__Directives__
1. Please reproduce word for word the passage of the FDI approval article that begins with the words containing "May 08, 2026." and ends with "advanced manufacturing sectors.".
2. According to the FDI approval article, which department issued the new Standard Operating Procedure?

__Extract provided__

..........

Govt Unveils Fast-Track FDI Approval Route for Solar, Battery and Wind Component Manufacturing
Govt. has revised FDI SOP to enable faster approvals for solar, battery and wind component manufacturing investments with tighter disclosure norms.
May 08, 2026. By EI News Network
The Government of India has introduced a new Standard Operating Procedure (SOP) for processing Foreign Direct Investment (FDI) proposals, establishing a faster approval mechanism for investments in several renewable energy, battery storage and advanced manufacturing sectors.
Issued by the Department for Promotion of Industry and Internal Trade (DPIIT), the SOP lays out revised procedures for FDI approvals, enhanced disclosure requirements and sector-specific timelines, with a major focus on investments linked to countries sharing land borders with India.
Under the revised framework, eligible investments from neighbouring countries in specified sectors can receive government decisions within 60 days, provided the foreign investor holds up to 49 percent ownership and majority ownership and control remain with resident Indian citizens or Indian-controlled entities.

..........

__Data shown__

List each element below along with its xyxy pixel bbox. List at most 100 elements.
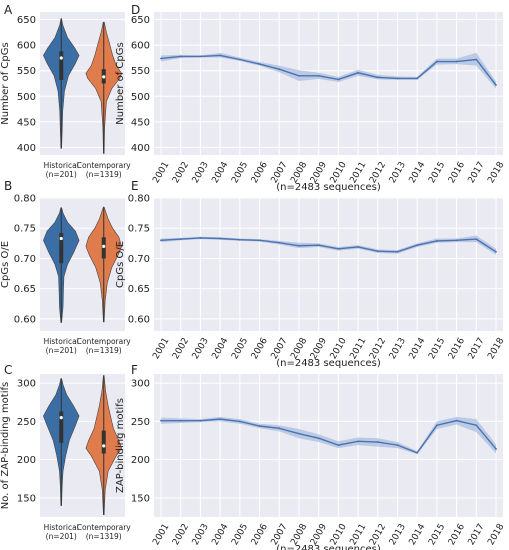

..........

__Answers to the tasks__
1.
May 08, 2026. By EI News Network
The Government of India has introduced a new Standard Operating Procedure (SOP) for processing Foreign Direct Investment (FDI) proposals, establishing a faster approval mechanism for investments in several renewable energy, battery storage and advanced manufacturing sectors.

2. The Department for Promotion of Industry and Internal Trade (DPIIT).